_TASK OBJECTIVE_. List all lines in the material below that contain "this".
--- begin ---
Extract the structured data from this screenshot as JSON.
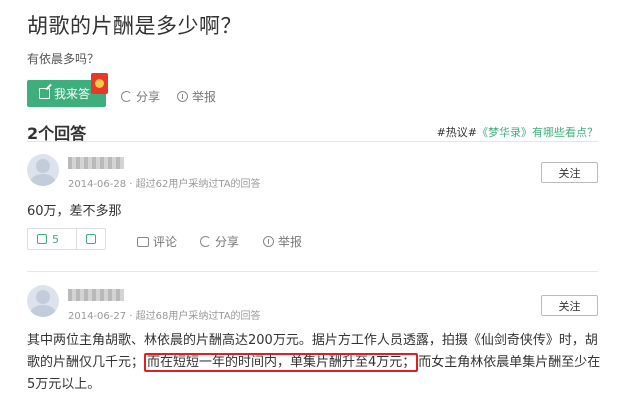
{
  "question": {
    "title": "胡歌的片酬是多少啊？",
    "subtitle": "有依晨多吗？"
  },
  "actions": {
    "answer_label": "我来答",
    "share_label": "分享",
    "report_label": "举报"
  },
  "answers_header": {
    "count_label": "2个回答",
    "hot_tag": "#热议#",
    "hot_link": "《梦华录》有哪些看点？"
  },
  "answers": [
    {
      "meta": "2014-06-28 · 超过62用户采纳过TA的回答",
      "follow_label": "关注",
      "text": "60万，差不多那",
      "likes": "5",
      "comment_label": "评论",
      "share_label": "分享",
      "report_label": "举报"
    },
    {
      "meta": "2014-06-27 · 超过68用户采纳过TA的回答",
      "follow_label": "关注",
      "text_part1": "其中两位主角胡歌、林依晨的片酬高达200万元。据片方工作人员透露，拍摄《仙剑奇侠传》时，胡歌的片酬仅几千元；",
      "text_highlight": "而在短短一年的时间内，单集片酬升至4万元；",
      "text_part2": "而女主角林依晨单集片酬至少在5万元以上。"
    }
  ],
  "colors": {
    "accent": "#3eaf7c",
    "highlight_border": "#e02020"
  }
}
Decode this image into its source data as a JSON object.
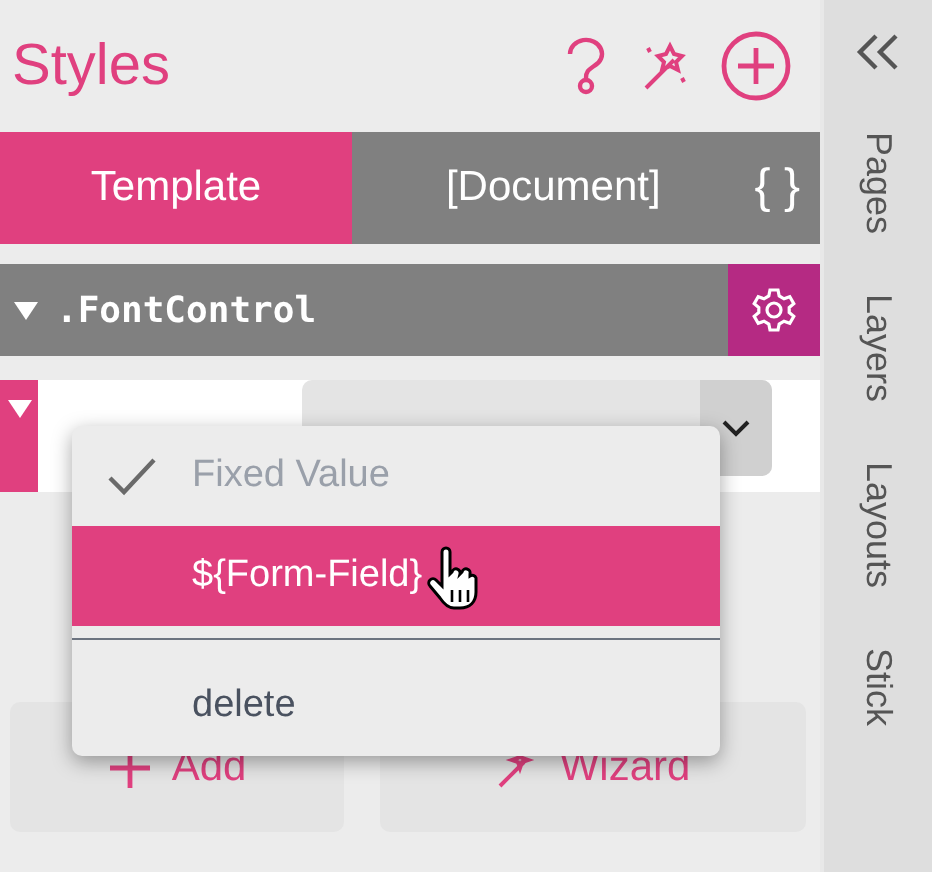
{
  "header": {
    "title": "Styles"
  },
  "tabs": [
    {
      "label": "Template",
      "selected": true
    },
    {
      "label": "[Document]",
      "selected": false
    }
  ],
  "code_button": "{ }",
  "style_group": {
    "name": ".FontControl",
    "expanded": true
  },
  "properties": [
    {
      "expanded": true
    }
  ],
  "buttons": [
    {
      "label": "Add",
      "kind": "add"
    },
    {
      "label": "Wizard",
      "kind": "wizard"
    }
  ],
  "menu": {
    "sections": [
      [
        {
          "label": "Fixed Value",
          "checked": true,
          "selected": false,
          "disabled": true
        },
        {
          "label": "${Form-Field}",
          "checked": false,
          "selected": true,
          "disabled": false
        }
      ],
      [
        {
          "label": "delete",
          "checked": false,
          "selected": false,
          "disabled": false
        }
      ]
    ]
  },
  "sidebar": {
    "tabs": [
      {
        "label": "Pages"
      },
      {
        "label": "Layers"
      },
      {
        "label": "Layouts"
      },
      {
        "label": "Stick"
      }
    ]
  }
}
--- end ---
_ANSWER BELOW_.
Extract the structured data from this screenshot as JSON.
Decode this image into its source data as a JSON object.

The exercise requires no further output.